- _Problem details_: Transcribe each entry below exactly. Pictures do not go in the copy.
□ □ □ □ □ □ □
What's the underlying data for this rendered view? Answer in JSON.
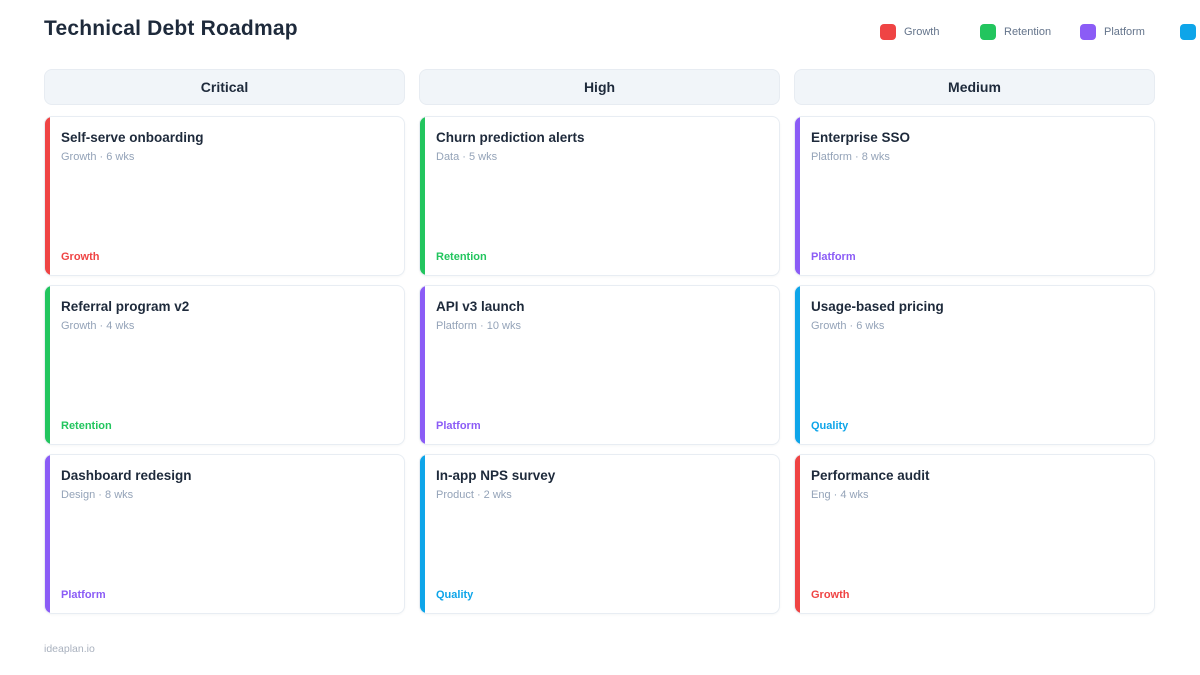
{
  "page": {
    "title": "Technical Debt Roadmap",
    "footer": "ideaplan.io"
  },
  "colors": {
    "growth": "#ef4444",
    "retention": "#22c55e",
    "platform": "#8b5cf6",
    "quality": "#0ea5e9"
  },
  "legend": {
    "items": [
      {
        "label": "Growth",
        "color_key": "growth"
      },
      {
        "label": "Retention",
        "color_key": "retention"
      },
      {
        "label": "Platform",
        "color_key": "platform"
      },
      {
        "label": "",
        "color_key": "quality"
      }
    ]
  },
  "board": {
    "columns": [
      {
        "header": "Critical",
        "cards": [
          {
            "title": "Self-serve onboarding",
            "meta": "Growth · 6 wks",
            "tag": "Growth",
            "color_key": "growth"
          },
          {
            "title": "Referral program v2",
            "meta": "Growth · 4 wks",
            "tag": "Retention",
            "color_key": "retention"
          },
          {
            "title": "Dashboard redesign",
            "meta": "Design · 8 wks",
            "tag": "Platform",
            "color_key": "platform"
          }
        ]
      },
      {
        "header": "High",
        "cards": [
          {
            "title": "Churn prediction alerts",
            "meta": "Data · 5 wks",
            "tag": "Retention",
            "color_key": "retention"
          },
          {
            "title": "API v3 launch",
            "meta": "Platform · 10 wks",
            "tag": "Platform",
            "color_key": "platform"
          },
          {
            "title": "In-app NPS survey",
            "meta": "Product · 2 wks",
            "tag": "Quality",
            "color_key": "quality"
          }
        ]
      },
      {
        "header": "Medium",
        "cards": [
          {
            "title": "Enterprise SSO",
            "meta": "Platform · 8 wks",
            "tag": "Platform",
            "color_key": "platform"
          },
          {
            "title": "Usage-based pricing",
            "meta": "Growth · 6 wks",
            "tag": "Quality",
            "color_key": "quality"
          },
          {
            "title": "Performance audit",
            "meta": "Eng · 4 wks",
            "tag": "Growth",
            "color_key": "growth"
          }
        ]
      }
    ]
  }
}
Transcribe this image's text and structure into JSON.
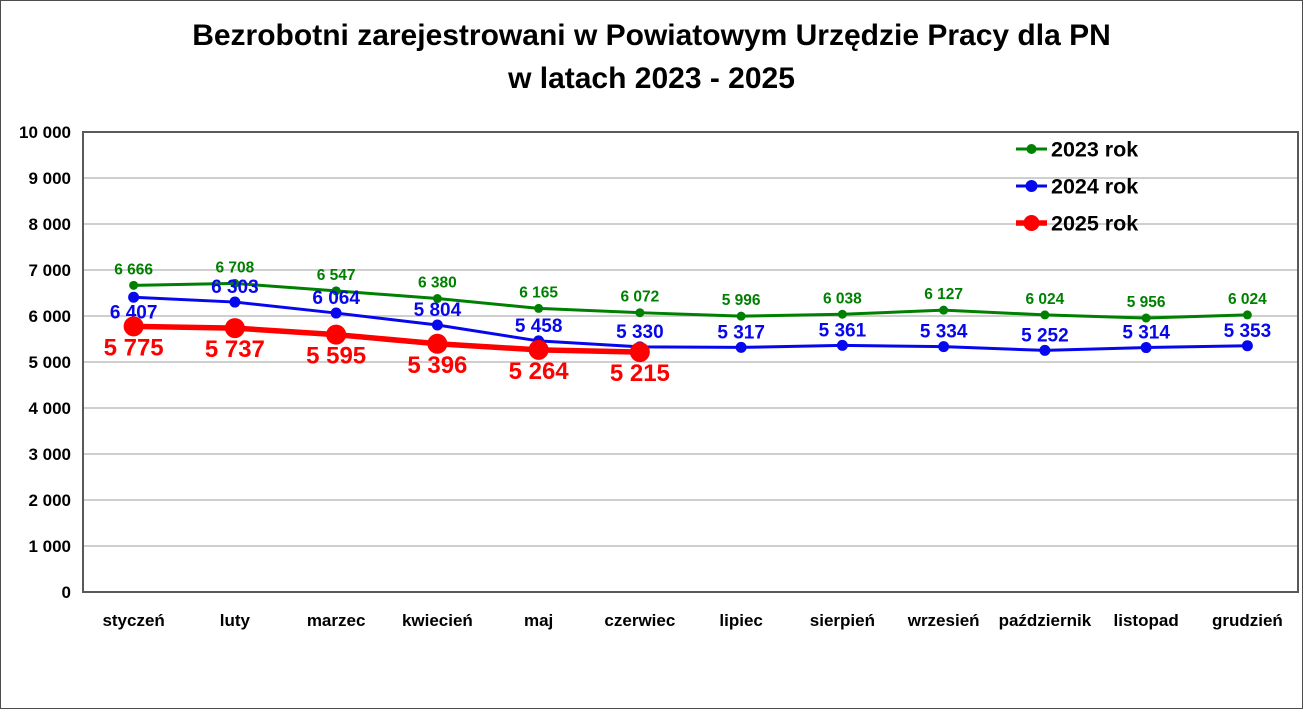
{
  "title": {
    "line1": "Bezrobotni zarejestrowani w Powiatowym Urzędzie Pracy dla PN",
    "line2": "w latach 2023 - 2025"
  },
  "colors": {
    "background": "#FFFFFF",
    "plot_border": "#595959",
    "gridline": "#BFBFBF",
    "text": "#000000",
    "series_2023": "#008000",
    "series_2024": "#0707EE",
    "series_2025": "#FF0000"
  },
  "chart_data": {
    "type": "line",
    "title": "Bezrobotni zarejestrowani w Powiatowym Urzędzie Pracy dla PN w latach 2023 - 2025",
    "xlabel": "",
    "ylabel": "",
    "ylim": [
      0,
      10000
    ],
    "ytick_interval": 1000,
    "yticks": [
      "0",
      "1 000",
      "2 000",
      "3 000",
      "4 000",
      "5 000",
      "6 000",
      "7 000",
      "8 000",
      "9 000",
      "10 000"
    ],
    "grid": true,
    "legend_position": "top-right",
    "categories": [
      "styczeń",
      "luty",
      "marzec",
      "kwiecień",
      "maj",
      "czerwiec",
      "lipiec",
      "sierpień",
      "wrzesień",
      "październik",
      "listopad",
      "grudzień"
    ],
    "series": [
      {
        "name": "2023 rok",
        "color": "#008000",
        "values": [
          6666,
          6708,
          6547,
          6380,
          6165,
          6072,
          5996,
          6038,
          6127,
          6024,
          5956,
          6024
        ],
        "labels": [
          "6 666",
          "6 708",
          "6 547",
          "6 380",
          "6 165",
          "6 072",
          "5 996",
          "6 038",
          "6 127",
          "6 024",
          "5 956",
          "6 024"
        ]
      },
      {
        "name": "2024 rok",
        "color": "#0707EE",
        "values": [
          6407,
          6303,
          6064,
          5804,
          5458,
          5330,
          5317,
          5361,
          5334,
          5252,
          5314,
          5353
        ],
        "labels": [
          "6 407",
          "6 303",
          "6 064",
          "5 804",
          "5 458",
          "5 330",
          "5 317",
          "5 361",
          "5 334",
          "5 252",
          "5 314",
          "5 353"
        ]
      },
      {
        "name": "2025 rok",
        "color": "#FF0000",
        "values": [
          5775,
          5737,
          5595,
          5396,
          5264,
          5215
        ],
        "labels": [
          "5 775",
          "5 737",
          "5 595",
          "5 396",
          "5 264",
          "5 215"
        ]
      }
    ]
  }
}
□ □ □ □ □ □ □
- _Solution to the problem_:
What's the underlying data for this rendered view? Answer in JSON.
{
  "page": {
    "title": "Technical Debt Roadmap",
    "footer": "ideaplan.io"
  },
  "colors": {
    "growth": "#ef4444",
    "retention": "#22c55e",
    "platform": "#8b5cf6",
    "quality": "#0ea5e9"
  },
  "legend": {
    "items": [
      {
        "label": "Growth",
        "color_key": "growth"
      },
      {
        "label": "Retention",
        "color_key": "retention"
      },
      {
        "label": "Platform",
        "color_key": "platform"
      },
      {
        "label": "",
        "color_key": "quality"
      }
    ]
  },
  "board": {
    "columns": [
      {
        "header": "Critical",
        "cards": [
          {
            "title": "Self-serve onboarding",
            "meta": "Growth · 6 wks",
            "tag": "Growth",
            "color_key": "growth"
          },
          {
            "title": "Referral program v2",
            "meta": "Growth · 4 wks",
            "tag": "Retention",
            "color_key": "retention"
          },
          {
            "title": "Dashboard redesign",
            "meta": "Design · 8 wks",
            "tag": "Platform",
            "color_key": "platform"
          }
        ]
      },
      {
        "header": "High",
        "cards": [
          {
            "title": "Churn prediction alerts",
            "meta": "Data · 5 wks",
            "tag": "Retention",
            "color_key": "retention"
          },
          {
            "title": "API v3 launch",
            "meta": "Platform · 10 wks",
            "tag": "Platform",
            "color_key": "platform"
          },
          {
            "title": "In-app NPS survey",
            "meta": "Product · 2 wks",
            "tag": "Quality",
            "color_key": "quality"
          }
        ]
      },
      {
        "header": "Medium",
        "cards": [
          {
            "title": "Enterprise SSO",
            "meta": "Platform · 8 wks",
            "tag": "Platform",
            "color_key": "platform"
          },
          {
            "title": "Usage-based pricing",
            "meta": "Growth · 6 wks",
            "tag": "Quality",
            "color_key": "quality"
          },
          {
            "title": "Performance audit",
            "meta": "Eng · 4 wks",
            "tag": "Growth",
            "color_key": "growth"
          }
        ]
      }
    ]
  }
}
Transcribe this image's text and structure into JSON.
{
  "title": {
    "line1": "Bezrobotni zarejestrowani w Powiatowym Urzędzie Pracy dla PN",
    "line2": "w latach 2023 - 2025"
  },
  "colors": {
    "background": "#FFFFFF",
    "plot_border": "#595959",
    "gridline": "#BFBFBF",
    "text": "#000000",
    "series_2023": "#008000",
    "series_2024": "#0707EE",
    "series_2025": "#FF0000"
  },
  "chart_data": {
    "type": "line",
    "title": "Bezrobotni zarejestrowani w Powiatowym Urzędzie Pracy dla PN w latach 2023 - 2025",
    "xlabel": "",
    "ylabel": "",
    "ylim": [
      0,
      10000
    ],
    "ytick_interval": 1000,
    "yticks": [
      "0",
      "1 000",
      "2 000",
      "3 000",
      "4 000",
      "5 000",
      "6 000",
      "7 000",
      "8 000",
      "9 000",
      "10 000"
    ],
    "grid": true,
    "legend_position": "top-right",
    "categories": [
      "styczeń",
      "luty",
      "marzec",
      "kwiecień",
      "maj",
      "czerwiec",
      "lipiec",
      "sierpień",
      "wrzesień",
      "październik",
      "listopad",
      "grudzień"
    ],
    "series": [
      {
        "name": "2023 rok",
        "color": "#008000",
        "values": [
          6666,
          6708,
          6547,
          6380,
          6165,
          6072,
          5996,
          6038,
          6127,
          6024,
          5956,
          6024
        ],
        "labels": [
          "6 666",
          "6 708",
          "6 547",
          "6 380",
          "6 165",
          "6 072",
          "5 996",
          "6 038",
          "6 127",
          "6 024",
          "5 956",
          "6 024"
        ]
      },
      {
        "name": "2024 rok",
        "color": "#0707EE",
        "values": [
          6407,
          6303,
          6064,
          5804,
          5458,
          5330,
          5317,
          5361,
          5334,
          5252,
          5314,
          5353
        ],
        "labels": [
          "6 407",
          "6 303",
          "6 064",
          "5 804",
          "5 458",
          "5 330",
          "5 317",
          "5 361",
          "5 334",
          "5 252",
          "5 314",
          "5 353"
        ]
      },
      {
        "name": "2025 rok",
        "color": "#FF0000",
        "values": [
          5775,
          5737,
          5595,
          5396,
          5264,
          5215
        ],
        "labels": [
          "5 775",
          "5 737",
          "5 595",
          "5 396",
          "5 264",
          "5 215"
        ]
      }
    ]
  }
}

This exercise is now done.